**Job**
Pull out every line below that contains the word "https".

**Provided entries**

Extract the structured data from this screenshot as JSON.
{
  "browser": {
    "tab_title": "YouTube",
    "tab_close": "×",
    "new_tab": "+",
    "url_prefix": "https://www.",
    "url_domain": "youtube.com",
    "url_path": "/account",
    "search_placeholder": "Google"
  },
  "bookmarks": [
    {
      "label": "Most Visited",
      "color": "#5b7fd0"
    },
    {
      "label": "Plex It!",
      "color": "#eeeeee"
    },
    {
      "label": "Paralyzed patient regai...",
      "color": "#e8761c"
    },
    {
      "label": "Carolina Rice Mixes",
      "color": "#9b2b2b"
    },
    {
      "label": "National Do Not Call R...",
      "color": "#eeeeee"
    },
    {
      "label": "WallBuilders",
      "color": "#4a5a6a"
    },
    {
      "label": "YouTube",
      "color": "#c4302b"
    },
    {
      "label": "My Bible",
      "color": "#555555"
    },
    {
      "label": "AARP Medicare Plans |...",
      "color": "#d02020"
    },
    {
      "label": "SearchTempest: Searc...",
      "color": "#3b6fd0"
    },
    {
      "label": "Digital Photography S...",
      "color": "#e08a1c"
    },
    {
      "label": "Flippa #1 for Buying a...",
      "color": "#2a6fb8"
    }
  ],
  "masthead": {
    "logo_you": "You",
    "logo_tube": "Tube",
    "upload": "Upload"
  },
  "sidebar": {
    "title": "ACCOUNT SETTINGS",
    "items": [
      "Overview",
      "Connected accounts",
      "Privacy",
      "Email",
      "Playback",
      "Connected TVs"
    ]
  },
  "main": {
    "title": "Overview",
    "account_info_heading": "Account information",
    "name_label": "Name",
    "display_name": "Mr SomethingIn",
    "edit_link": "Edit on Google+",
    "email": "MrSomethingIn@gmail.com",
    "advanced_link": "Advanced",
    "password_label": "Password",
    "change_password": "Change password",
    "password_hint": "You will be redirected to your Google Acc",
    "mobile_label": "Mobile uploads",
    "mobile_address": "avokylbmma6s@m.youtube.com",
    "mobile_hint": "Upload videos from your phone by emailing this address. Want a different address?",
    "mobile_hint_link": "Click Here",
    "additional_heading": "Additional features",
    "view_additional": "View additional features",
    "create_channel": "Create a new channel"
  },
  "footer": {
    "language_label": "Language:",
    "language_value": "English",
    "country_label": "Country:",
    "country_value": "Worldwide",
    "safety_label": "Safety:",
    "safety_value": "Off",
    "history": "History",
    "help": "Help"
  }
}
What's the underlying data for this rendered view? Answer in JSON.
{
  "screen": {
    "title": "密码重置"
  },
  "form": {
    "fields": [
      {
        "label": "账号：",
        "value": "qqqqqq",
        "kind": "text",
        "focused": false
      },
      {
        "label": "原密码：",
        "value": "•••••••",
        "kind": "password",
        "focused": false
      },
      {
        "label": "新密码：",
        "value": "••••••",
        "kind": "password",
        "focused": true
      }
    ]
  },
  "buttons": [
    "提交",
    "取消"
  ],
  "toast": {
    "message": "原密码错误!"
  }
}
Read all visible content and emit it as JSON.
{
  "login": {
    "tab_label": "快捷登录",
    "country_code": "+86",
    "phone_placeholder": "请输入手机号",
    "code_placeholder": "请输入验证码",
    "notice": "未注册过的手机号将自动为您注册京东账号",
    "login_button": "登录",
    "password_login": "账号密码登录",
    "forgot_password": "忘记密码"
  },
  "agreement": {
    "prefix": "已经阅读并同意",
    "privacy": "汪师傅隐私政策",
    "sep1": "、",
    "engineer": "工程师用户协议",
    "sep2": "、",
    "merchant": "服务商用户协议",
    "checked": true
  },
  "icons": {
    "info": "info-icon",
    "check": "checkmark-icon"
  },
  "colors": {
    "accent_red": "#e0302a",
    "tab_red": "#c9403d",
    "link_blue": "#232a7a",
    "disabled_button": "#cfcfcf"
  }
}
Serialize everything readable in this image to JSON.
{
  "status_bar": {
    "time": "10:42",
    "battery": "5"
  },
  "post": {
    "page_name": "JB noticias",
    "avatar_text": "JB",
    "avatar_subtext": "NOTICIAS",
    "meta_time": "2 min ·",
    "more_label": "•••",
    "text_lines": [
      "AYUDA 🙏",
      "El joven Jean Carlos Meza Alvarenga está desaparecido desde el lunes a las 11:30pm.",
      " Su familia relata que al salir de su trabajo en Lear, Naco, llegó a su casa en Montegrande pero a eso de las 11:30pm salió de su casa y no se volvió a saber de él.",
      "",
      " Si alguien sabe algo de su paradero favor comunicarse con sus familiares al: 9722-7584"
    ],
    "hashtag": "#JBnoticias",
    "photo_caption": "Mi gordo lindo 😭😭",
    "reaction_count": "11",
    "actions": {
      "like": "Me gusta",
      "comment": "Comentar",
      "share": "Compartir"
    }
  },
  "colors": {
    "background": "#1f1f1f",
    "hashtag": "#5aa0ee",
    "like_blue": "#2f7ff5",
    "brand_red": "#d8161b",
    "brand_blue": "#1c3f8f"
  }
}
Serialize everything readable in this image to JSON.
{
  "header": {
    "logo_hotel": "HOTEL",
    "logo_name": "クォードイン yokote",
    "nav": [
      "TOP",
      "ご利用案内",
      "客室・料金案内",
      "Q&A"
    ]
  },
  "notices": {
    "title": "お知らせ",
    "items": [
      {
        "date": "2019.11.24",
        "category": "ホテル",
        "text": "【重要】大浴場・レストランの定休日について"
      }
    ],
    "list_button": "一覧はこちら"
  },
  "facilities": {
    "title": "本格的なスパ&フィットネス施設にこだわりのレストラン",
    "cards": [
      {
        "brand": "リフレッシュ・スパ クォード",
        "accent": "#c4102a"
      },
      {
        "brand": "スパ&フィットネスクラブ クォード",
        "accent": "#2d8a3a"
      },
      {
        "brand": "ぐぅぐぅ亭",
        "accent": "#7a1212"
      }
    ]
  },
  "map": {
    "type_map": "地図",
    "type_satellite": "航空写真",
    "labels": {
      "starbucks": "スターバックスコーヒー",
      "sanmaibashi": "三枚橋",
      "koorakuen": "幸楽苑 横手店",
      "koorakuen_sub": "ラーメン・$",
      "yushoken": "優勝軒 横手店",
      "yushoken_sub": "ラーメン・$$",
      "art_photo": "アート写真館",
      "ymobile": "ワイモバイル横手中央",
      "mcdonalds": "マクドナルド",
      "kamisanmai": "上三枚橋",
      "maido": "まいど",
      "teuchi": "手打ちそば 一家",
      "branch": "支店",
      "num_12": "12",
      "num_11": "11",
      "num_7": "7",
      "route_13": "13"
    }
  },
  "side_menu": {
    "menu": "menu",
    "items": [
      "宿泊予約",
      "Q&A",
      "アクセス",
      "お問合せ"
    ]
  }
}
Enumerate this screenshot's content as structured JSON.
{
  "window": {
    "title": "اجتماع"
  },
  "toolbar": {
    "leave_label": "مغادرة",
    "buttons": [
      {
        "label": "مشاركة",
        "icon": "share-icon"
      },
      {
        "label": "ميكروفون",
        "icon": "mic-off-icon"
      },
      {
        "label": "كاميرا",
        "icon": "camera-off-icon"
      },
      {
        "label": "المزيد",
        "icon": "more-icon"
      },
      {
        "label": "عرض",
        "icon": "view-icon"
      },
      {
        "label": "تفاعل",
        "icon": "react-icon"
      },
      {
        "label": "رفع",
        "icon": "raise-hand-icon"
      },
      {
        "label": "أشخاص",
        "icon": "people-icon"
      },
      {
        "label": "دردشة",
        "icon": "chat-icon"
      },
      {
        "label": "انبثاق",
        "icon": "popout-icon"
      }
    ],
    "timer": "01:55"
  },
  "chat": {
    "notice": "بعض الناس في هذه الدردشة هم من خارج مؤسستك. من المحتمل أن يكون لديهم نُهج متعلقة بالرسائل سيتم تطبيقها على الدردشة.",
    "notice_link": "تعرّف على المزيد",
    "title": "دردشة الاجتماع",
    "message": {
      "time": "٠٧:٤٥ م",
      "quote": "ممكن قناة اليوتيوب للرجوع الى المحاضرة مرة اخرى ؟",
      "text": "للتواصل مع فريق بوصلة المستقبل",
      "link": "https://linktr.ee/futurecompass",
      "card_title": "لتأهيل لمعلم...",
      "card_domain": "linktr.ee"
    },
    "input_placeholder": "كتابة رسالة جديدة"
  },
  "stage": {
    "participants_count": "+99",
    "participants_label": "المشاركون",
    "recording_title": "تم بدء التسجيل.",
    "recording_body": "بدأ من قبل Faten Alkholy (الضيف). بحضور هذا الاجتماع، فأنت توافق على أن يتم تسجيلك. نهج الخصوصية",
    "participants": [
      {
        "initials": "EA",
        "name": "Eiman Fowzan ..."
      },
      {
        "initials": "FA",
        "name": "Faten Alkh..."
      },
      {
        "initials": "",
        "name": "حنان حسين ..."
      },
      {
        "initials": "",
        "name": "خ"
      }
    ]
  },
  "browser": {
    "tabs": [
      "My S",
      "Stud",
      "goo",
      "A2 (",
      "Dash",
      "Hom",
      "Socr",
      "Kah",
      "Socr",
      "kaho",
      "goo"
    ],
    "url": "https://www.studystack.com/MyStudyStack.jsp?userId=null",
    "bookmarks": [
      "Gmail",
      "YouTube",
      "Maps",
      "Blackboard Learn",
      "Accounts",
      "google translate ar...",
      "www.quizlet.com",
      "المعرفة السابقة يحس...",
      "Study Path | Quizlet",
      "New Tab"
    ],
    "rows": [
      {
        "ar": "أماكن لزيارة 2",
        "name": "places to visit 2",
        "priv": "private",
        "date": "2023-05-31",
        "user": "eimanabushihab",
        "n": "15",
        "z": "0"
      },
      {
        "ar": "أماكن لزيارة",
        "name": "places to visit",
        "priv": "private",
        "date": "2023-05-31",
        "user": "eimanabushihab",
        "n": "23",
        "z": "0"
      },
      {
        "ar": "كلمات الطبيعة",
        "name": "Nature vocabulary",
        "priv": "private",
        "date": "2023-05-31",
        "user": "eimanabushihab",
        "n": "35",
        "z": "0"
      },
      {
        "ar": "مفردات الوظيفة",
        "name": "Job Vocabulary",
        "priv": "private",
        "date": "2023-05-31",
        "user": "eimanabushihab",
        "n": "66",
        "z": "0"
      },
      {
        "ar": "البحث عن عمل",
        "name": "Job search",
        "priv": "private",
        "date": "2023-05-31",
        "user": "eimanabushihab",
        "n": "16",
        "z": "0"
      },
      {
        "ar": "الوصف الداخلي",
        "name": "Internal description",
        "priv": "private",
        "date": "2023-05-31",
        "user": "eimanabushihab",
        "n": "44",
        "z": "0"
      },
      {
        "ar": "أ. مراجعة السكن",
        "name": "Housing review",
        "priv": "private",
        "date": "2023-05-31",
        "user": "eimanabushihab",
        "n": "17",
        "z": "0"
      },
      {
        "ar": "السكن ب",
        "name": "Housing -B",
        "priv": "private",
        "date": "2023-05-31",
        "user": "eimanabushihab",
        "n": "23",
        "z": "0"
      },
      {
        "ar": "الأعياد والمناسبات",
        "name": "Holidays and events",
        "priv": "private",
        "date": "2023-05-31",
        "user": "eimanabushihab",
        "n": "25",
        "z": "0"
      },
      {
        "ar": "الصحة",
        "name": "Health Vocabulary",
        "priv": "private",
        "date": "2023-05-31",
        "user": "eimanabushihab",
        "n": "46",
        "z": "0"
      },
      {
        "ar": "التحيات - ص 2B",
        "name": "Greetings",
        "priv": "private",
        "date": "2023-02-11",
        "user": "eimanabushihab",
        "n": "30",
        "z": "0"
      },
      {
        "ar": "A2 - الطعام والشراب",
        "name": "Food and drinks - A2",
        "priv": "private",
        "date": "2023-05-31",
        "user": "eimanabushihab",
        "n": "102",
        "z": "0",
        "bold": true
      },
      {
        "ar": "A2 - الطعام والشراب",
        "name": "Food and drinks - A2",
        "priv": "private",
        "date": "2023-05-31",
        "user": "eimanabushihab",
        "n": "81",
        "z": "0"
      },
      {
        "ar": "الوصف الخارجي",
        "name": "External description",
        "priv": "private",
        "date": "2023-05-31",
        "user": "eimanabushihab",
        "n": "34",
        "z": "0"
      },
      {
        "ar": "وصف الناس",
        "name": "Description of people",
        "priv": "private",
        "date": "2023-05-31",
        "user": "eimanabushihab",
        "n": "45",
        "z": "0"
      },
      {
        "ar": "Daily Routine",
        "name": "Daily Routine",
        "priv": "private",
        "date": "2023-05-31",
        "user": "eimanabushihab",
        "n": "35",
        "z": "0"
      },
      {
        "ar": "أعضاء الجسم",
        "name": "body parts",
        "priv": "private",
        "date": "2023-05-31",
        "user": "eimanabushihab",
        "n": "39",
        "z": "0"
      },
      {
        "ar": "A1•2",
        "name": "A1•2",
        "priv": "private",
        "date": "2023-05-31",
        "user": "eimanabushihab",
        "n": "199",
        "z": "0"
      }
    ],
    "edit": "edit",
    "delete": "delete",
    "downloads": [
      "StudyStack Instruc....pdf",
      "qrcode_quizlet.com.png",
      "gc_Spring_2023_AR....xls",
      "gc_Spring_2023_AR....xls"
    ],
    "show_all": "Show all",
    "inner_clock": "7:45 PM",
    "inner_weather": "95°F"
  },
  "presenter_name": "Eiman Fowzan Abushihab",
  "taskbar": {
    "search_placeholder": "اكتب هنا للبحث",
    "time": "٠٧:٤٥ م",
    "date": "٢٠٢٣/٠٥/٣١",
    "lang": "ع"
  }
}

**Answer to this exercise**
    "url_prefix": "https://www.",
      "link": "https://linktr.ee/futurecompass",
    "url": "https://www.studystack.com/MyStudyStack.jsp?userId=null",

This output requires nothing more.